* Material to process *
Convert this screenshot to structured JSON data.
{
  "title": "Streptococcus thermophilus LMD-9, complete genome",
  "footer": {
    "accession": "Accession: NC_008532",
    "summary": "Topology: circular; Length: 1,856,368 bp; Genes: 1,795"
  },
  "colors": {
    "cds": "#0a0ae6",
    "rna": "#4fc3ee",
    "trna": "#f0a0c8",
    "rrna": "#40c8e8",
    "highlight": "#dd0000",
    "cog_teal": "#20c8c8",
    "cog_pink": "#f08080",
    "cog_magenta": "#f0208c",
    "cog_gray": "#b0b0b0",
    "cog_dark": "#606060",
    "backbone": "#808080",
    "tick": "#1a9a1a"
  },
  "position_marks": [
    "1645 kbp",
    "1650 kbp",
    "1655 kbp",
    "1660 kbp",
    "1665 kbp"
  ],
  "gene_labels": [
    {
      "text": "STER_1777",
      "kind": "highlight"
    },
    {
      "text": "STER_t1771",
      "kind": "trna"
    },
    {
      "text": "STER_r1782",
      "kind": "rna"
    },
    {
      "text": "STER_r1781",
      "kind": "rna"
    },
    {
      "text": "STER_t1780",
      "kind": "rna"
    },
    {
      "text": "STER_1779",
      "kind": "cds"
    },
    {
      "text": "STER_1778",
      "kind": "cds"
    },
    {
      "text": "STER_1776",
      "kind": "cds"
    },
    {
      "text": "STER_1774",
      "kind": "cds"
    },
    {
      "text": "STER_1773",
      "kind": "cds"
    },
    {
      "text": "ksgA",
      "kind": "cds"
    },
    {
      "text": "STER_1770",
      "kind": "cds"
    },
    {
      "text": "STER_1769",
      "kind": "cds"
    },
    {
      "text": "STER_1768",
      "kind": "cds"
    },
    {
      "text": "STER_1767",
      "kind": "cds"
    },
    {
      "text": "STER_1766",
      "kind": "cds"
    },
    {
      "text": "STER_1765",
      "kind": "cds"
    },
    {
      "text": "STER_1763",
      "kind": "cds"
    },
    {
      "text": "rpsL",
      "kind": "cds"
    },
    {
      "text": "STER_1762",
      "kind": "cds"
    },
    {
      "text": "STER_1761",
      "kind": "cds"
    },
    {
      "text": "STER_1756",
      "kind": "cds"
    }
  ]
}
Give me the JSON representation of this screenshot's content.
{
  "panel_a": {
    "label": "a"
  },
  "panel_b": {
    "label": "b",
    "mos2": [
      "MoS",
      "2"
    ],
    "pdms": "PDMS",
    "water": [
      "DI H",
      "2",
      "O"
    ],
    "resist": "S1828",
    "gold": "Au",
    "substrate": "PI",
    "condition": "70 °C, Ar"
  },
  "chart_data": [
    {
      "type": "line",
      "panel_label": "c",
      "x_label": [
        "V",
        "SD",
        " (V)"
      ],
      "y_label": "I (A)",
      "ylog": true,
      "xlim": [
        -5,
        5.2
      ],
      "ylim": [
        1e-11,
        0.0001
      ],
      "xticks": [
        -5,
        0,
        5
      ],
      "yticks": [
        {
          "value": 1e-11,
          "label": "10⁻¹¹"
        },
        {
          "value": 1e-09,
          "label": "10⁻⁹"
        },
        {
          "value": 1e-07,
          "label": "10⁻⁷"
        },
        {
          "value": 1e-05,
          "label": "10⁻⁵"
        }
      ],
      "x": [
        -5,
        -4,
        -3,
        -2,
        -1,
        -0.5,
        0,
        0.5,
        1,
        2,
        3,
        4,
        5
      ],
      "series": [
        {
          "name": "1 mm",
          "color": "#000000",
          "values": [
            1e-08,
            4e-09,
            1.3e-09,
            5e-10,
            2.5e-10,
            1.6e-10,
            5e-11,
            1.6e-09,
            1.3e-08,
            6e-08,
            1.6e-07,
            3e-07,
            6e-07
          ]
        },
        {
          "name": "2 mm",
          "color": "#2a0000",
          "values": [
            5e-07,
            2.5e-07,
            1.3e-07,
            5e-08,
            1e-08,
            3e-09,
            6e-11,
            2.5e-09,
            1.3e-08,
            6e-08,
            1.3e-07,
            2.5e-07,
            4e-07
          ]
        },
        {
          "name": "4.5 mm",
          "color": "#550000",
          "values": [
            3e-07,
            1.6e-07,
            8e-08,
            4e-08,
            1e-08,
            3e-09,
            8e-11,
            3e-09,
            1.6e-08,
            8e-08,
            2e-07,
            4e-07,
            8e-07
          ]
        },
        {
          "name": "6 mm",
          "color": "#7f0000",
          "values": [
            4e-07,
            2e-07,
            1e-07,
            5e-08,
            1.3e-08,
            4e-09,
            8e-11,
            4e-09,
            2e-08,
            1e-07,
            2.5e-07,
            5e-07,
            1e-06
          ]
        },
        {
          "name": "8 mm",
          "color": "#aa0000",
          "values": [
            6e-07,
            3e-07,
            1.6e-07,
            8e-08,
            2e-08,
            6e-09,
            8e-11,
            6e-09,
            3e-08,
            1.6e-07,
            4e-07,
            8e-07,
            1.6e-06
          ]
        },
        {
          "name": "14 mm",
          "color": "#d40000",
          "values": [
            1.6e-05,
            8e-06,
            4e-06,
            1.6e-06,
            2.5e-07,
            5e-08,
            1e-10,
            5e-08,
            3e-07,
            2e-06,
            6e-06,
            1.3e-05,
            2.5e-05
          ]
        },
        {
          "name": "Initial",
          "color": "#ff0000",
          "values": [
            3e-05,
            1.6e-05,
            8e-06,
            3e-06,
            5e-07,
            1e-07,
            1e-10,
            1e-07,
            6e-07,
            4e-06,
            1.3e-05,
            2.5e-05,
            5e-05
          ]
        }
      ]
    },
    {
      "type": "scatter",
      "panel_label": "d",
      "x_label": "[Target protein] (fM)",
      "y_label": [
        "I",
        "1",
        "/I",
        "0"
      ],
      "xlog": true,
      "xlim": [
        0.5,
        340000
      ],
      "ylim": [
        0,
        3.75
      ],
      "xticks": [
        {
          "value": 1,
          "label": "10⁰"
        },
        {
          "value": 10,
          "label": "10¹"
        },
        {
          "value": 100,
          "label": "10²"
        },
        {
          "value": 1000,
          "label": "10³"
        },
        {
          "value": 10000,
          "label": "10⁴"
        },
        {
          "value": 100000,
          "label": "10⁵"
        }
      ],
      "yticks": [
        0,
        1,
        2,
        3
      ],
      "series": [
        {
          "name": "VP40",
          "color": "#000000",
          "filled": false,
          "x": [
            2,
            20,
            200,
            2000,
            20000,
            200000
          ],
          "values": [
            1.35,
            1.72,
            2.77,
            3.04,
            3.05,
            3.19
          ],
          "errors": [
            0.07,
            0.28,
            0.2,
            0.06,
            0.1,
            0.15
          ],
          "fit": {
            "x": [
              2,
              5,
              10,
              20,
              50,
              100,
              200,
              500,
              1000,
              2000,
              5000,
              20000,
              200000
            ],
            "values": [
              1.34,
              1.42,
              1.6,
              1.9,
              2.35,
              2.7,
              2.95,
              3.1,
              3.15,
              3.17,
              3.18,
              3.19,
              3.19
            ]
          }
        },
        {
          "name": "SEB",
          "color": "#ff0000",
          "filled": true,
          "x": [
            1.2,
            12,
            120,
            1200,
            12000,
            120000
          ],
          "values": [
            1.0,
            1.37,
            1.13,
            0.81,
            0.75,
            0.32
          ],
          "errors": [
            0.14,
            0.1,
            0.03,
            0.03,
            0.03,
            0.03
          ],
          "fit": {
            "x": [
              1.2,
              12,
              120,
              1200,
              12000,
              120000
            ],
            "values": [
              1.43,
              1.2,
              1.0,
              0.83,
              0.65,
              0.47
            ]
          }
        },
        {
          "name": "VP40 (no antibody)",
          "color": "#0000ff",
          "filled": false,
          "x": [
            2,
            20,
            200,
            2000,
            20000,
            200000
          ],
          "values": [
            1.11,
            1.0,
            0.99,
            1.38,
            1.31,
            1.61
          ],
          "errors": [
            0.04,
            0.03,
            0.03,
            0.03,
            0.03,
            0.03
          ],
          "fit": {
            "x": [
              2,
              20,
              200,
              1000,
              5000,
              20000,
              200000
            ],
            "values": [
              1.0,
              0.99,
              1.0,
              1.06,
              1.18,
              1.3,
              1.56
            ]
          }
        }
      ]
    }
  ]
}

* What is expected *
Your response should be made up of the lines in the data that contain the word "name".

* Task result *
          "name": "1 mm",
          "name": "2 mm",
          "name": "4.5 mm",
          "name": "6 mm",
          "name": "8 mm",
          "name": "14 mm",
          "name": "Initial",
          "name": "VP40",
          "name": "SEB",
          "name": "VP40 (no antibody)",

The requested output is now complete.